§ **Stated goal**:
Repeat the full listing below verbatim and keep the images out.

++++ Provided entries

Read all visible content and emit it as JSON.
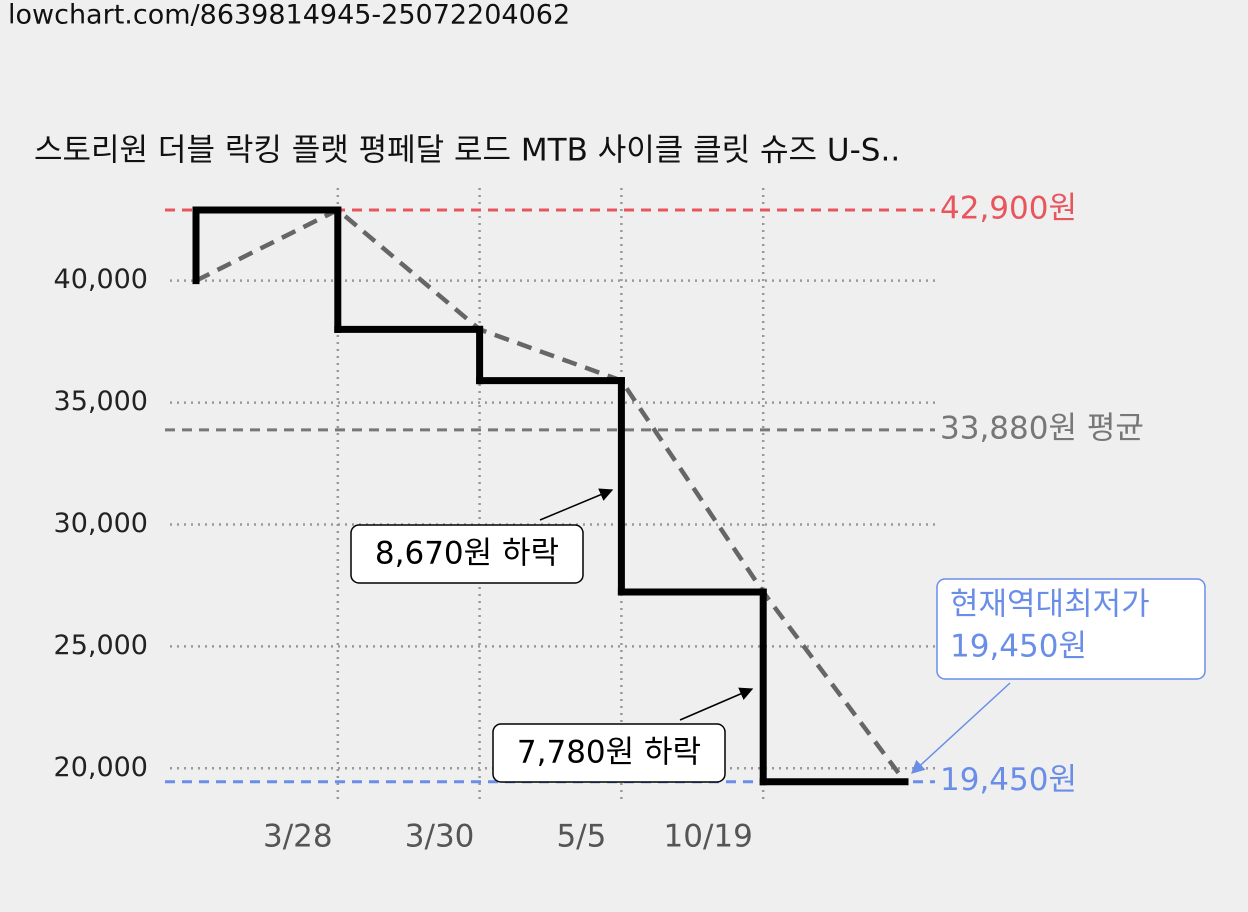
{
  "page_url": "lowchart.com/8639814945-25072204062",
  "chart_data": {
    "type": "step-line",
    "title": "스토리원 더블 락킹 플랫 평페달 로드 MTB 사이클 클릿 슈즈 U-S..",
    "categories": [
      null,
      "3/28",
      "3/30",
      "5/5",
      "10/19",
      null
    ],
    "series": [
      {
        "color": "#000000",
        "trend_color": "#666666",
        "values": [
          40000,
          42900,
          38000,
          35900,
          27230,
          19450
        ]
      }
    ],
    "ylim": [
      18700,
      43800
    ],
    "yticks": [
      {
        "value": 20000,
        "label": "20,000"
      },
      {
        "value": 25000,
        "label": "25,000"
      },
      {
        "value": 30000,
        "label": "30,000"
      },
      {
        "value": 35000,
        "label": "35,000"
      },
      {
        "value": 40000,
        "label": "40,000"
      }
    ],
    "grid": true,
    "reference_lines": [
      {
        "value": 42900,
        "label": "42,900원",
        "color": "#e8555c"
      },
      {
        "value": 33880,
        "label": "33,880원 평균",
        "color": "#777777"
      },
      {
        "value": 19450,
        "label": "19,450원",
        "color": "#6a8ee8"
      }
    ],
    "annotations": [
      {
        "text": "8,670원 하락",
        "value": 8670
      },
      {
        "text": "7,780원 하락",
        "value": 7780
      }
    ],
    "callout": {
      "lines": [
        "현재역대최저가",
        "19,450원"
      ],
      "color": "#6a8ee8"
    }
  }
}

++++++++

§ **Solved problem**:
Read all visible content and emit it as JSON.
{
  "page_url": "lowchart.com/8639814945-25072204062",
  "chart_data": {
    "type": "step-line",
    "title": "스토리원 더블 락킹 플랫 평페달 로드 MTB 사이클 클릿 슈즈 U-S..",
    "categories": [
      null,
      "3/28",
      "3/30",
      "5/5",
      "10/19",
      null
    ],
    "series": [
      {
        "color": "#000000",
        "trend_color": "#666666",
        "values": [
          40000,
          42900,
          38000,
          35900,
          27230,
          19450
        ]
      }
    ],
    "ylim": [
      18700,
      43800
    ],
    "yticks": [
      {
        "value": 20000,
        "label": "20,000"
      },
      {
        "value": 25000,
        "label": "25,000"
      },
      {
        "value": 30000,
        "label": "30,000"
      },
      {
        "value": 35000,
        "label": "35,000"
      },
      {
        "value": 40000,
        "label": "40,000"
      }
    ],
    "grid": true,
    "reference_lines": [
      {
        "value": 42900,
        "label": "42,900원",
        "color": "#e8555c"
      },
      {
        "value": 33880,
        "label": "33,880원 평균",
        "color": "#777777"
      },
      {
        "value": 19450,
        "label": "19,450원",
        "color": "#6a8ee8"
      }
    ],
    "annotations": [
      {
        "text": "8,670원 하락",
        "value": 8670
      },
      {
        "text": "7,780원 하락",
        "value": 7780
      }
    ],
    "callout": {
      "lines": [
        "현재역대최저가",
        "19,450원"
      ],
      "color": "#6a8ee8"
    }
  }
}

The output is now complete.